RECORD LIST:
§

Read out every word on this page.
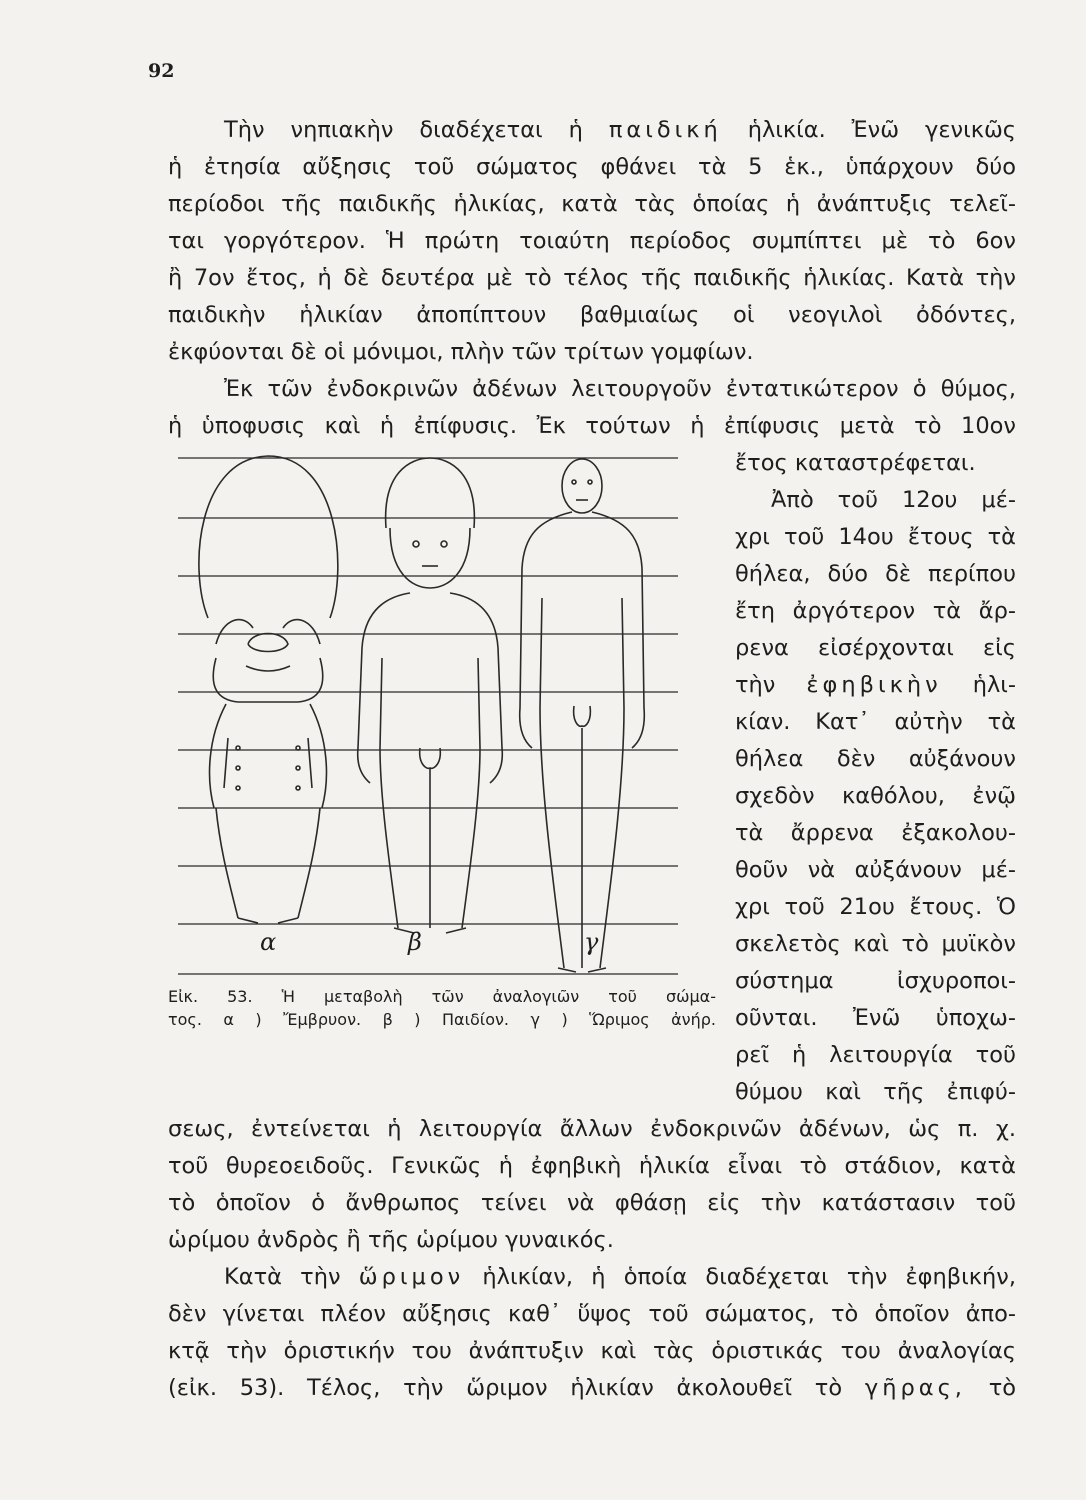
92
Τὴν νηπιακὴν διαδέχεται ἡ παιδική ἡλικία. Ἐνῶ γενικῶς
ἡ ἐτησία αὔξησις τοῦ σώματος φθάνει τὰ 5 ἑκ., ὑπάρχουν δύο
περίοδοι τῆς παιδικῆς ἡλικίας, κατὰ τὰς ὁποίας ἡ ἀνάπτυξις τελεῖ-
ται γοργότερον. Ἡ πρώτη τοιαύτη περίοδος συμπίπτει μὲ τὸ 6ον
ἢ 7ον ἔτος, ἡ δὲ δευτέρα μὲ τὸ τέλος τῆς παιδικῆς ἡλικίας. Κατὰ τὴν
παιδικὴν ἡλικίαν ἀποπίπτουν βαθμιαίως οἱ νεογιλοὶ ὀδόντες,
ἐκφύονται δὲ οἱ μόνιμοι, πλὴν τῶν τρίτων γομφίων.
Ἐκ τῶν ἐνδοκρινῶν ἀδένων λειτουργοῦν ἐντατικώτερον ὁ θύμος,
ἡ ὑποφυσις καὶ ἡ ἐπίφυσις. Ἐκ τούτων ἡ ἐπίφυσις μετὰ τὸ 10ον
ἔτος καταστρέφεται.
Ἀπὸ τοῦ 12ου μέ-
χρι τοῦ 14ου ἔτους τὰ
θήλεα, δύο δὲ περίπου
ἔτη ἀργότερον τὰ ἄρ-
ρενα εἰσέρχονται εἰς
τὴν ἐφηβικὴν ἡλι-
κίαν. Κατ᾽ αὐτὴν τὰ
θήλεα δὲν αὐξάνουν
σχεδὸν καθόλου, ἐνῷ
τὰ ἄρρενα ἐξακολου-
θοῦν νὰ αὐξάνουν μέ-
χρι τοῦ 21ου ἔτους. Ὁ
σκελετὸς καὶ τὸ μυϊκὸν
σύστημα ἰσχυροποι-
οῦνται. Ἐνῶ ὑποχω-
ρεῖ ἡ λειτουργία τοῦ
θύμου καὶ τῆς ἐπιφύ-
α	β	γ
Εἰκ. 53. Ἡ μεταβολὴ τῶν ἀναλογιῶν τοῦ σώμα-
τος. α ) Ἔμβρυον. β ) Παιδίον. γ ) Ὥριμος ἀνήρ.
σεως, ἐντείνεται ἡ λειτουργία ἄλλων ἐνδοκρινῶν ἀδένων, ὡς π. χ.
τοῦ θυρεοειδοῦς. Γενικῶς ἡ ἐφηβικὴ ἡλικία εἶναι τὸ στάδιον, κατὰ
τὸ ὁποῖον ὁ ἄνθρωπος τείνει νὰ φθάσῃ εἰς τὴν κατάστασιν τοῦ
ὡρίμου ἀνδρὸς ἢ τῆς ὡρίμου γυναικός.
Κατὰ τὴν ὥριμον ἡλικίαν, ἡ ὁποία διαδέχεται τὴν ἐφηβικήν,
δὲν γίνεται πλέον αὔξησις καθ᾽ ὕψος τοῦ σώματος, τὸ ὁποῖον ἀπο-
κτᾷ τὴν ὁριστικήν του ἀνάπτυξιν καὶ τὰς ὁριστικάς του ἀναλογίας
(εἰκ. 53). Τέλος, τὴν ὥριμον ἡλικίαν ἀκολουθεῖ τὸ γῆρας, τὸ
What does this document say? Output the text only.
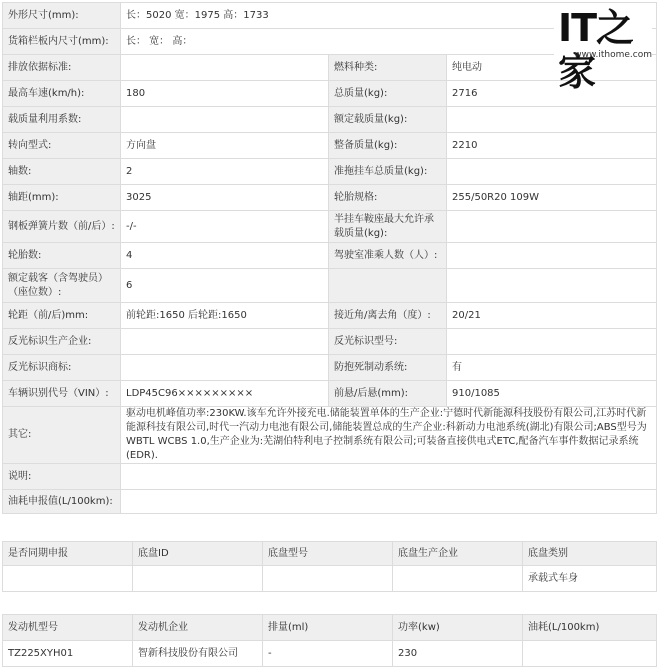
外形尺寸(mm):	长：5020 宽：1975 高：1733		
货箱栏板内尺寸(mm):	长： 宽： 高：		
排放依据标准:		燃料种类:	纯电动
最高车速(km/h):	180	总质量(kg):	2716
载质量利用系数:		额定载质量(kg):	
转向型式:	方向盘	整备质量(kg):	2210
轴数:	2	准拖挂车总质量(kg):	
轴距(mm):	3025	轮胎规格:	255/50R20 109W
钢板弹簧片数（前/后）:	-/-	半挂车鞍座最大允许承载质量(kg):	
轮胎数:	4	驾驶室准乘人数（人）:	
额定载客（含驾驶员）（座位数）:	6		
轮距（前/后)mm:	前轮距:1650 后轮距:1650	接近角/离去角（度）:	20/21
反光标识生产企业:		反光标识型号:	
反光标识商标:		防抱死制动系统:	有
车辆识别代号（VIN）:	LDP45C96×××××××××	前悬/后悬(mm):	910/1085
其它:	驱动电机峰值功率:230KW.该车允许外接充电.储能装置单体的生产企业:宁德时代新能源科技股份有限公司,江苏时代新能源科技有限公司,时代一汽动力电池有限公司,储能装置总成的生产企业:科新动力电池系统(湖北)有限公司;ABS型号为WBTL WCBS 1.0,生产企业为:芜湖伯特利电子控制系统有限公司;可装备直接供电式ETC,配备汽车事件数据记录系统(EDR).		
说明:			
油耗申报值(L/100km):			
IT之家
www.ithome.com
是否同期申报	底盘ID	底盘型号	底盘生产企业	底盘类别
				承载式车身
发动机型号	发动机企业	排量(ml)	功率(kw)	油耗(L/100km)
TZ225XYH01	智新科技股份有限公司	-	230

§

WRITTEN INSTRUCTION: Write out every line of the entries that holds the word "αὔξησις".

ANSWER:
ἡ ἐτησία αὔξησις τοῦ σώματος φθάνει τὰ 5 ἑκ., ὑπάρχουν δύο
δὲν γίνεται πλέον αὔξησις καθ᾽ ὕψος τοῦ σώματος, τὸ ὁποῖον ἀπο-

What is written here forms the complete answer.